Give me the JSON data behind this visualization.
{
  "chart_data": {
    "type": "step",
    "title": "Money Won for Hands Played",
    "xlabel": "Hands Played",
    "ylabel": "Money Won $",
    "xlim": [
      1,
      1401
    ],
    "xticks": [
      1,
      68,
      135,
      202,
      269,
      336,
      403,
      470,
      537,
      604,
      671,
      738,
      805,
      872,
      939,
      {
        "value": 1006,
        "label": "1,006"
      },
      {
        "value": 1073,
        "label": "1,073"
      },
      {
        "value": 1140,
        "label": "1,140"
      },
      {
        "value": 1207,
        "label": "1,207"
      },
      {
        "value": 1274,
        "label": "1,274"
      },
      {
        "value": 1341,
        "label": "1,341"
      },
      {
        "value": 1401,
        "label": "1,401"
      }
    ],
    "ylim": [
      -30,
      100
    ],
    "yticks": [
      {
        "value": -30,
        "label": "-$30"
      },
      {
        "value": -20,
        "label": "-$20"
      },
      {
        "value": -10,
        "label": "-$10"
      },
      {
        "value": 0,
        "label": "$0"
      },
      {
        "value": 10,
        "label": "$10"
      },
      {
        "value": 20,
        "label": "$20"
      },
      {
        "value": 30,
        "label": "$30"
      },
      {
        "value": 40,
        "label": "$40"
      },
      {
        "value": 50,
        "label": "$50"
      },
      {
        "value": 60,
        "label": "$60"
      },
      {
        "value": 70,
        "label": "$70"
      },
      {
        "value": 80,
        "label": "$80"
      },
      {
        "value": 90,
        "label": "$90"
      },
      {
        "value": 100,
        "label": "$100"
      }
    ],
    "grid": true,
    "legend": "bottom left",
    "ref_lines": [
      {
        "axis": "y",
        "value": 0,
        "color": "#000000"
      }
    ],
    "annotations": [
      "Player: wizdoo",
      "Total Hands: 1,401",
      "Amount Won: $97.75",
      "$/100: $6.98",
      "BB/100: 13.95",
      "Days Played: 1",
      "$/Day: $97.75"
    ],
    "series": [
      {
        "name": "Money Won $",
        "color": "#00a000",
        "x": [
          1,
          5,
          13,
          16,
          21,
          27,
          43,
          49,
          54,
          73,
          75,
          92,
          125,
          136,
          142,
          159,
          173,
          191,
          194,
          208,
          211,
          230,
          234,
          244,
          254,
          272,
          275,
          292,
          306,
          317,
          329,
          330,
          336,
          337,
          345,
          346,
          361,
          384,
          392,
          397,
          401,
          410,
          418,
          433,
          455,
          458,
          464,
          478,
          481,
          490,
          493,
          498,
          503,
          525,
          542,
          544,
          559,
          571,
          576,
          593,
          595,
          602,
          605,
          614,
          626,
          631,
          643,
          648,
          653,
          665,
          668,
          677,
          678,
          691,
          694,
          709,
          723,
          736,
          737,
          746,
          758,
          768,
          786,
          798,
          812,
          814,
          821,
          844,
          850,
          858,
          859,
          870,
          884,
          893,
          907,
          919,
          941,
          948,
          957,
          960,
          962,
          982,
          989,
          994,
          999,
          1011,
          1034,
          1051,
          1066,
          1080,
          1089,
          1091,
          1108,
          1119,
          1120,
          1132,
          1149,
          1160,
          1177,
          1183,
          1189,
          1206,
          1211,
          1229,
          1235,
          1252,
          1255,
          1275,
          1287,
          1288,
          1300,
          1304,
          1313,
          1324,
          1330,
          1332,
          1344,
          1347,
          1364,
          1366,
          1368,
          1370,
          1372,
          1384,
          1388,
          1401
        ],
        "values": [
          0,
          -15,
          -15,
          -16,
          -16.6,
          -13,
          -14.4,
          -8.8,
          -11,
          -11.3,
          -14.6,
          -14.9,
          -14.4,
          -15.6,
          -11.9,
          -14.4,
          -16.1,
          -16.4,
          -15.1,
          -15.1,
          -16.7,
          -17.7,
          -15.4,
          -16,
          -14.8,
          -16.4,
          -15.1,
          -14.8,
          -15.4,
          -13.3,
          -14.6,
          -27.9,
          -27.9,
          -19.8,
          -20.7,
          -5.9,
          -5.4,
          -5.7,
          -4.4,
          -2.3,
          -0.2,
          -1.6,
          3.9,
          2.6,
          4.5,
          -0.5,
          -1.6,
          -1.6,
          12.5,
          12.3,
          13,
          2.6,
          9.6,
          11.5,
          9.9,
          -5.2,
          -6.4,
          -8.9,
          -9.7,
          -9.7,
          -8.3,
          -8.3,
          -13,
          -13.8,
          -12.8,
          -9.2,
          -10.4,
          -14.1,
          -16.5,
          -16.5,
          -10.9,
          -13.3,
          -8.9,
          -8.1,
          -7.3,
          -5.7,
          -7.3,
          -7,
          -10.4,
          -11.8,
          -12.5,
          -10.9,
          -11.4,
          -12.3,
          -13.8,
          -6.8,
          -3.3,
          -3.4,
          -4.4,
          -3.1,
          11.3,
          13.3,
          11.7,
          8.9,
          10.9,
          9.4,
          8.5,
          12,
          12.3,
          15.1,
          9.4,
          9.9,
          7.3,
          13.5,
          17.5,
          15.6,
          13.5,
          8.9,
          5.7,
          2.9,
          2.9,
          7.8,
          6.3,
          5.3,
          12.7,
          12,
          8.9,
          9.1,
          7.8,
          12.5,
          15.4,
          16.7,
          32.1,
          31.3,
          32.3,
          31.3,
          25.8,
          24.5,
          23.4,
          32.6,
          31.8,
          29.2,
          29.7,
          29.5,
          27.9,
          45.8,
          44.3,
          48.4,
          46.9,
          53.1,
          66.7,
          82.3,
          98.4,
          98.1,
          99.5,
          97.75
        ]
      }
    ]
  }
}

### BRIEF:
Retype the data exactly as given.

### WORKED SOLUTION:
Give me the JSON data behind this visualization.
{
  "chart_data": {
    "type": "step",
    "title": "Money Won for Hands Played",
    "xlabel": "Hands Played",
    "ylabel": "Money Won $",
    "xlim": [
      1,
      1401
    ],
    "xticks": [
      1,
      68,
      135,
      202,
      269,
      336,
      403,
      470,
      537,
      604,
      671,
      738,
      805,
      872,
      939,
      {
        "value": 1006,
        "label": "1,006"
      },
      {
        "value": 1073,
        "label": "1,073"
      },
      {
        "value": 1140,
        "label": "1,140"
      },
      {
        "value": 1207,
        "label": "1,207"
      },
      {
        "value": 1274,
        "label": "1,274"
      },
      {
        "value": 1341,
        "label": "1,341"
      },
      {
        "value": 1401,
        "label": "1,401"
      }
    ],
    "ylim": [
      -30,
      100
    ],
    "yticks": [
      {
        "value": -30,
        "label": "-$30"
      },
      {
        "value": -20,
        "label": "-$20"
      },
      {
        "value": -10,
        "label": "-$10"
      },
      {
        "value": 0,
        "label": "$0"
      },
      {
        "value": 10,
        "label": "$10"
      },
      {
        "value": 20,
        "label": "$20"
      },
      {
        "value": 30,
        "label": "$30"
      },
      {
        "value": 40,
        "label": "$40"
      },
      {
        "value": 50,
        "label": "$50"
      },
      {
        "value": 60,
        "label": "$60"
      },
      {
        "value": 70,
        "label": "$70"
      },
      {
        "value": 80,
        "label": "$80"
      },
      {
        "value": 90,
        "label": "$90"
      },
      {
        "value": 100,
        "label": "$100"
      }
    ],
    "grid": true,
    "legend": "bottom left",
    "ref_lines": [
      {
        "axis": "y",
        "value": 0,
        "color": "#000000"
      }
    ],
    "annotations": [
      "Player: wizdoo",
      "Total Hands: 1,401",
      "Amount Won: $97.75",
      "$/100: $6.98",
      "BB/100: 13.95",
      "Days Played: 1",
      "$/Day: $97.75"
    ],
    "series": [
      {
        "name": "Money Won $",
        "color": "#00a000",
        "x": [
          1,
          5,
          13,
          16,
          21,
          27,
          43,
          49,
          54,
          73,
          75,
          92,
          125,
          136,
          142,
          159,
          173,
          191,
          194,
          208,
          211,
          230,
          234,
          244,
          254,
          272,
          275,
          292,
          306,
          317,
          329,
          330,
          336,
          337,
          345,
          346,
          361,
          384,
          392,
          397,
          401,
          410,
          418,
          433,
          455,
          458,
          464,
          478,
          481,
          490,
          493,
          498,
          503,
          525,
          542,
          544,
          559,
          571,
          576,
          593,
          595,
          602,
          605,
          614,
          626,
          631,
          643,
          648,
          653,
          665,
          668,
          677,
          678,
          691,
          694,
          709,
          723,
          736,
          737,
          746,
          758,
          768,
          786,
          798,
          812,
          814,
          821,
          844,
          850,
          858,
          859,
          870,
          884,
          893,
          907,
          919,
          941,
          948,
          957,
          960,
          962,
          982,
          989,
          994,
          999,
          1011,
          1034,
          1051,
          1066,
          1080,
          1089,
          1091,
          1108,
          1119,
          1120,
          1132,
          1149,
          1160,
          1177,
          1183,
          1189,
          1206,
          1211,
          1229,
          1235,
          1252,
          1255,
          1275,
          1287,
          1288,
          1300,
          1304,
          1313,
          1324,
          1330,
          1332,
          1344,
          1347,
          1364,
          1366,
          1368,
          1370,
          1372,
          1384,
          1388,
          1401
        ],
        "values": [
          0,
          -15,
          -15,
          -16,
          -16.6,
          -13,
          -14.4,
          -8.8,
          -11,
          -11.3,
          -14.6,
          -14.9,
          -14.4,
          -15.6,
          -11.9,
          -14.4,
          -16.1,
          -16.4,
          -15.1,
          -15.1,
          -16.7,
          -17.7,
          -15.4,
          -16,
          -14.8,
          -16.4,
          -15.1,
          -14.8,
          -15.4,
          -13.3,
          -14.6,
          -27.9,
          -27.9,
          -19.8,
          -20.7,
          -5.9,
          -5.4,
          -5.7,
          -4.4,
          -2.3,
          -0.2,
          -1.6,
          3.9,
          2.6,
          4.5,
          -0.5,
          -1.6,
          -1.6,
          12.5,
          12.3,
          13,
          2.6,
          9.6,
          11.5,
          9.9,
          -5.2,
          -6.4,
          -8.9,
          -9.7,
          -9.7,
          -8.3,
          -8.3,
          -13,
          -13.8,
          -12.8,
          -9.2,
          -10.4,
          -14.1,
          -16.5,
          -16.5,
          -10.9,
          -13.3,
          -8.9,
          -8.1,
          -7.3,
          -5.7,
          -7.3,
          -7,
          -10.4,
          -11.8,
          -12.5,
          -10.9,
          -11.4,
          -12.3,
          -13.8,
          -6.8,
          -3.3,
          -3.4,
          -4.4,
          -3.1,
          11.3,
          13.3,
          11.7,
          8.9,
          10.9,
          9.4,
          8.5,
          12,
          12.3,
          15.1,
          9.4,
          9.9,
          7.3,
          13.5,
          17.5,
          15.6,
          13.5,
          8.9,
          5.7,
          2.9,
          2.9,
          7.8,
          6.3,
          5.3,
          12.7,
          12,
          8.9,
          9.1,
          7.8,
          12.5,
          15.4,
          16.7,
          32.1,
          31.3,
          32.3,
          31.3,
          25.8,
          24.5,
          23.4,
          32.6,
          31.8,
          29.2,
          29.7,
          29.5,
          27.9,
          45.8,
          44.3,
          48.4,
          46.9,
          53.1,
          66.7,
          82.3,
          98.4,
          98.1,
          99.5,
          97.75
        ]
      }
    ]
  }
}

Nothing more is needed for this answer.